======== RECORD SET

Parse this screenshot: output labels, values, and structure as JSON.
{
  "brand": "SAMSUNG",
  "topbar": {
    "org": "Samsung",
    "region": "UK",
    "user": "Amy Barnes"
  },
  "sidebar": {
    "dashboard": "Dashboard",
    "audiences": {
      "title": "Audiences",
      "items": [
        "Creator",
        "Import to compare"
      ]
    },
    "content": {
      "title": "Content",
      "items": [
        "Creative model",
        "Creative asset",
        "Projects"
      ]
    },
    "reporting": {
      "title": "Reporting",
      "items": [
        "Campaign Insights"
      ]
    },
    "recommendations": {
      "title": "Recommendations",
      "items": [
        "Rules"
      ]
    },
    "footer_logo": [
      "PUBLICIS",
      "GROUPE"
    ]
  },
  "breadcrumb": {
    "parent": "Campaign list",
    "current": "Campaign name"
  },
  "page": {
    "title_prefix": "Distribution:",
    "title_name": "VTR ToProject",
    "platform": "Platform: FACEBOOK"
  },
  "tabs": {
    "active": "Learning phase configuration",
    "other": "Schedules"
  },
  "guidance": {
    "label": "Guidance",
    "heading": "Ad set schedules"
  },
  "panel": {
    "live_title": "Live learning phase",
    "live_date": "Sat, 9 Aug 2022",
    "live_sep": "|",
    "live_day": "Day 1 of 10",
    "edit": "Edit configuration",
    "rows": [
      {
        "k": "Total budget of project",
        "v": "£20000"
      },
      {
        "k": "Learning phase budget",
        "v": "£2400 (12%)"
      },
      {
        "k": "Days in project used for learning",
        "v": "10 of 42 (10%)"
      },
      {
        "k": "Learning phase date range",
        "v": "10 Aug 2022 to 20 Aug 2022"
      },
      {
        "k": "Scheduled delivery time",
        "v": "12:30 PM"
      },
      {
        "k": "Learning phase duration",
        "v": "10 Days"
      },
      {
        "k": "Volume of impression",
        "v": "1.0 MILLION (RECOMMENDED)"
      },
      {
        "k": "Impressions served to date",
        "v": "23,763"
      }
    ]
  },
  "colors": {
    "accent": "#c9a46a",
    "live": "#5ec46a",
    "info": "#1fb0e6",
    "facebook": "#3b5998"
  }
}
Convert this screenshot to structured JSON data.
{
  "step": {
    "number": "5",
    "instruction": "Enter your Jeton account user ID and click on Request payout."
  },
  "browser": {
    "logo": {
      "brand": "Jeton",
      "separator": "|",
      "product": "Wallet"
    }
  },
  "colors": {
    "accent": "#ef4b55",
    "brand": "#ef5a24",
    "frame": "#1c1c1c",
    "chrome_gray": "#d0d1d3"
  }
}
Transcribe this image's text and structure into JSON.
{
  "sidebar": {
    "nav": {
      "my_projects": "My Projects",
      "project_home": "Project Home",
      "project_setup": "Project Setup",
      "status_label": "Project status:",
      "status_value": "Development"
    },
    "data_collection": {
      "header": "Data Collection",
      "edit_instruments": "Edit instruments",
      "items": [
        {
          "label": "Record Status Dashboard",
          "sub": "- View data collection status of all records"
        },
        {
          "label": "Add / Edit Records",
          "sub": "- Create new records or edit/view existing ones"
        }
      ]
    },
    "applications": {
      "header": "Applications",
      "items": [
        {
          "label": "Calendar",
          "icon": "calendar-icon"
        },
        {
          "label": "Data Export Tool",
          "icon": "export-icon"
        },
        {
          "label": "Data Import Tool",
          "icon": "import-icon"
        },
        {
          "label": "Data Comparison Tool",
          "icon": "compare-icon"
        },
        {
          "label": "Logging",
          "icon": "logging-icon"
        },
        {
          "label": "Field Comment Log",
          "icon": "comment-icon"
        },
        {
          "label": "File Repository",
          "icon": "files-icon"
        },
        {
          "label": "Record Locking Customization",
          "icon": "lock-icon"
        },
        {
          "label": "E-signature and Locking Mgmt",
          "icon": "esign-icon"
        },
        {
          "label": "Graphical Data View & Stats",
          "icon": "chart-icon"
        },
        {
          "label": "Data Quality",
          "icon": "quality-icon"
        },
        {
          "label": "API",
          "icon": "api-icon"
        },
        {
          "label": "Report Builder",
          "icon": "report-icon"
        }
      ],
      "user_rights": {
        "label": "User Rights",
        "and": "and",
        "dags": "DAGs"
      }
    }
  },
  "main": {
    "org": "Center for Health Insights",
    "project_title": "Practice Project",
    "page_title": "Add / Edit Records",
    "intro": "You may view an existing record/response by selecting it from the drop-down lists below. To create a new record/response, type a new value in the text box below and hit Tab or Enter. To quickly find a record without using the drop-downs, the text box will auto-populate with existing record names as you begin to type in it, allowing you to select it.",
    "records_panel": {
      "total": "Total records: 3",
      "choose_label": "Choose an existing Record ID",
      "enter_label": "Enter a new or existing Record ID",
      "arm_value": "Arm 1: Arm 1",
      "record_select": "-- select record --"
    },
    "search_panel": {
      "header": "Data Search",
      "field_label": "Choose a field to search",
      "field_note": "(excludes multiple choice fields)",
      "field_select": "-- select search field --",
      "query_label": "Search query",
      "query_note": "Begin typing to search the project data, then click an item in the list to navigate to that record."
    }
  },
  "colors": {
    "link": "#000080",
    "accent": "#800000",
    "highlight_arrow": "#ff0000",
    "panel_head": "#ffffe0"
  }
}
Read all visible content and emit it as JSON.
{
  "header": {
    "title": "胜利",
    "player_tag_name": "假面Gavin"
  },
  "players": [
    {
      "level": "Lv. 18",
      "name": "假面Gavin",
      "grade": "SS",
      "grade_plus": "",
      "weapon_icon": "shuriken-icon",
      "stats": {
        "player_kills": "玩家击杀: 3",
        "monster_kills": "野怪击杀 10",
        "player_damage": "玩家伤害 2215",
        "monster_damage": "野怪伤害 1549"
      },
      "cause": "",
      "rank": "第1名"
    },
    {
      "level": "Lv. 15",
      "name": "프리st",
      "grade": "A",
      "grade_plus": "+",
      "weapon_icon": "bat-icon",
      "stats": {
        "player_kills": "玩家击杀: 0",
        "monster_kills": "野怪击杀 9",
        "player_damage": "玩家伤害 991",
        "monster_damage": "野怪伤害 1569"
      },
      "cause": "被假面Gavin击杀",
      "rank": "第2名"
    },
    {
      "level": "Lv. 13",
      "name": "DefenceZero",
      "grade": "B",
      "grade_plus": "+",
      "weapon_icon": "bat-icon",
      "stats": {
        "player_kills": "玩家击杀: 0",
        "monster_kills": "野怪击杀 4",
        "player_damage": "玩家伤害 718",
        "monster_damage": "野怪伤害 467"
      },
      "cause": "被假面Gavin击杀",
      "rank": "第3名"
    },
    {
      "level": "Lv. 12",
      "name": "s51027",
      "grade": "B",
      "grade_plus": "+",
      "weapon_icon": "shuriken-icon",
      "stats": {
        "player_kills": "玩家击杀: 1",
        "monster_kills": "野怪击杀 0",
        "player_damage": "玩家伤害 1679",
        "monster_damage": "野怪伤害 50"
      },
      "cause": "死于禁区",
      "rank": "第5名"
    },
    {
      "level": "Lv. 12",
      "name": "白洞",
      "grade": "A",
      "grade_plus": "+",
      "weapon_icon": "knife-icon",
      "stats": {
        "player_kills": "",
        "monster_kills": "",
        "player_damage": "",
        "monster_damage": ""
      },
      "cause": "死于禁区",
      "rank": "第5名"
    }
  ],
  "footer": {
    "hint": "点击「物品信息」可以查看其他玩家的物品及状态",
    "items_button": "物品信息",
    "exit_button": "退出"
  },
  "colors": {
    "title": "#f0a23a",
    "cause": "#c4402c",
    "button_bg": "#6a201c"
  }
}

================

## EXERCISE PROMPT
Retype the records that precede this task, keeping them exactly the same.

## TASK RESULT
Parse this screenshot: output labels, values, and structure as JSON.
{
  "brand": "SAMSUNG",
  "topbar": {
    "org": "Samsung",
    "region": "UK",
    "user": "Amy Barnes"
  },
  "sidebar": {
    "dashboard": "Dashboard",
    "audiences": {
      "title": "Audiences",
      "items": [
        "Creator",
        "Import to compare"
      ]
    },
    "content": {
      "title": "Content",
      "items": [
        "Creative model",
        "Creative asset",
        "Projects"
      ]
    },
    "reporting": {
      "title": "Reporting",
      "items": [
        "Campaign Insights"
      ]
    },
    "recommendations": {
      "title": "Recommendations",
      "items": [
        "Rules"
      ]
    },
    "footer_logo": [
      "PUBLICIS",
      "GROUPE"
    ]
  },
  "breadcrumb": {
    "parent": "Campaign list",
    "current": "Campaign name"
  },
  "page": {
    "title_prefix": "Distribution:",
    "title_name": "VTR ToProject",
    "platform": "Platform: FACEBOOK"
  },
  "tabs": {
    "active": "Learning phase configuration",
    "other": "Schedules"
  },
  "guidance": {
    "label": "Guidance",
    "heading": "Ad set schedules"
  },
  "panel": {
    "live_title": "Live learning phase",
    "live_date": "Sat, 9 Aug 2022",
    "live_sep": "|",
    "live_day": "Day 1 of 10",
    "edit": "Edit configuration",
    "rows": [
      {
        "k": "Total budget of project",
        "v": "£20000"
      },
      {
        "k": "Learning phase budget",
        "v": "£2400 (12%)"
      },
      {
        "k": "Days in project used for learning",
        "v": "10 of 42 (10%)"
      },
      {
        "k": "Learning phase date range",
        "v": "10 Aug 2022 to 20 Aug 2022"
      },
      {
        "k": "Scheduled delivery time",
        "v": "12:30 PM"
      },
      {
        "k": "Learning phase duration",
        "v": "10 Days"
      },
      {
        "k": "Volume of impression",
        "v": "1.0 MILLION (RECOMMENDED)"
      },
      {
        "k": "Impressions served to date",
        "v": "23,763"
      }
    ]
  },
  "colors": {
    "accent": "#c9a46a",
    "live": "#5ec46a",
    "info": "#1fb0e6",
    "facebook": "#3b5998"
  }
}
Convert this screenshot to structured JSON data.
{
  "step": {
    "number": "5",
    "instruction": "Enter your Jeton account user ID and click on Request payout."
  },
  "browser": {
    "logo": {
      "brand": "Jeton",
      "separator": "|",
      "product": "Wallet"
    }
  },
  "colors": {
    "accent": "#ef4b55",
    "brand": "#ef5a24",
    "frame": "#1c1c1c",
    "chrome_gray": "#d0d1d3"
  }
}
Transcribe this image's text and structure into JSON.
{
  "sidebar": {
    "nav": {
      "my_projects": "My Projects",
      "project_home": "Project Home",
      "project_setup": "Project Setup",
      "status_label": "Project status:",
      "status_value": "Development"
    },
    "data_collection": {
      "header": "Data Collection",
      "edit_instruments": "Edit instruments",
      "items": [
        {
          "label": "Record Status Dashboard",
          "sub": "- View data collection status of all records"
        },
        {
          "label": "Add / Edit Records",
          "sub": "- Create new records or edit/view existing ones"
        }
      ]
    },
    "applications": {
      "header": "Applications",
      "items": [
        {
          "label": "Calendar",
          "icon": "calendar-icon"
        },
        {
          "label": "Data Export Tool",
          "icon": "export-icon"
        },
        {
          "label": "Data Import Tool",
          "icon": "import-icon"
        },
        {
          "label": "Data Comparison Tool",
          "icon": "compare-icon"
        },
        {
          "label": "Logging",
          "icon": "logging-icon"
        },
        {
          "label": "Field Comment Log",
          "icon": "comment-icon"
        },
        {
          "label": "File Repository",
          "icon": "files-icon"
        },
        {
          "label": "Record Locking Customization",
          "icon": "lock-icon"
        },
        {
          "label": "E-signature and Locking Mgmt",
          "icon": "esign-icon"
        },
        {
          "label": "Graphical Data View & Stats",
          "icon": "chart-icon"
        },
        {
          "label": "Data Quality",
          "icon": "quality-icon"
        },
        {
          "label": "API",
          "icon": "api-icon"
        },
        {
          "label": "Report Builder",
          "icon": "report-icon"
        }
      ],
      "user_rights": {
        "label": "User Rights",
        "and": "and",
        "dags": "DAGs"
      }
    }
  },
  "main": {
    "org": "Center for Health Insights",
    "project_title": "Practice Project",
    "page_title": "Add / Edit Records",
    "intro": "You may view an existing record/response by selecting it from the drop-down lists below. To create a new record/response, type a new value in the text box below and hit Tab or Enter. To quickly find a record without using the drop-downs, the text box will auto-populate with existing record names as you begin to type in it, allowing you to select it.",
    "records_panel": {
      "total": "Total records: 3",
      "choose_label": "Choose an existing Record ID",
      "enter_label": "Enter a new or existing Record ID",
      "arm_value": "Arm 1: Arm 1",
      "record_select": "-- select record --"
    },
    "search_panel": {
      "header": "Data Search",
      "field_label": "Choose a field to search",
      "field_note": "(excludes multiple choice fields)",
      "field_select": "-- select search field --",
      "query_label": "Search query",
      "query_note": "Begin typing to search the project data, then click an item in the list to navigate to that record."
    }
  },
  "colors": {
    "link": "#000080",
    "accent": "#800000",
    "highlight_arrow": "#ff0000",
    "panel_head": "#ffffe0"
  }
}
Read all visible content and emit it as JSON.
{
  "header": {
    "title": "胜利",
    "player_tag_name": "假面Gavin"
  },
  "players": [
    {
      "level": "Lv. 18",
      "name": "假面Gavin",
      "grade": "SS",
      "grade_plus": "",
      "weapon_icon": "shuriken-icon",
      "stats": {
        "player_kills": "玩家击杀: 3",
        "monster_kills": "野怪击杀 10",
        "player_damage": "玩家伤害 2215",
        "monster_damage": "野怪伤害 1549"
      },
      "cause": "",
      "rank": "第1名"
    },
    {
      "level": "Lv. 15",
      "name": "프리st",
      "grade": "A",
      "grade_plus": "+",
      "weapon_icon": "bat-icon",
      "stats": {
        "player_kills": "玩家击杀: 0",
        "monster_kills": "野怪击杀 9",
        "player_damage": "玩家伤害 991",
        "monster_damage": "野怪伤害 1569"
      },
      "cause": "被假面Gavin击杀",
      "rank": "第2名"
    },
    {
      "level": "Lv. 13",
      "name": "DefenceZero",
      "grade": "B",
      "grade_plus": "+",
      "weapon_icon": "bat-icon",
      "stats": {
        "player_kills": "玩家击杀: 0",
        "monster_kills": "野怪击杀 4",
        "player_damage": "玩家伤害 718",
        "monster_damage": "野怪伤害 467"
      },
      "cause": "被假面Gavin击杀",
      "rank": "第3名"
    },
    {
      "level": "Lv. 12",
      "name": "s51027",
      "grade": "B",
      "grade_plus": "+",
      "weapon_icon": "shuriken-icon",
      "stats": {
        "player_kills": "玩家击杀: 1",
        "monster_kills": "野怪击杀 0",
        "player_damage": "玩家伤害 1679",
        "monster_damage": "野怪伤害 50"
      },
      "cause": "死于禁区",
      "rank": "第5名"
    },
    {
      "level": "Lv. 12",
      "name": "白洞",
      "grade": "A",
      "grade_plus": "+",
      "weapon_icon": "knife-icon",
      "stats": {
        "player_kills": "",
        "monster_kills": "",
        "player_damage": "",
        "monster_damage": ""
      },
      "cause": "死于禁区",
      "rank": "第5名"
    }
  ],
  "footer": {
    "hint": "点击「物品信息」可以查看其他玩家的物品及状态",
    "items_button": "物品信息",
    "exit_button": "退出"
  },
  "colors": {
    "title": "#f0a23a",
    "cause": "#c4402c",
    "button_bg": "#6a201c"
  }
}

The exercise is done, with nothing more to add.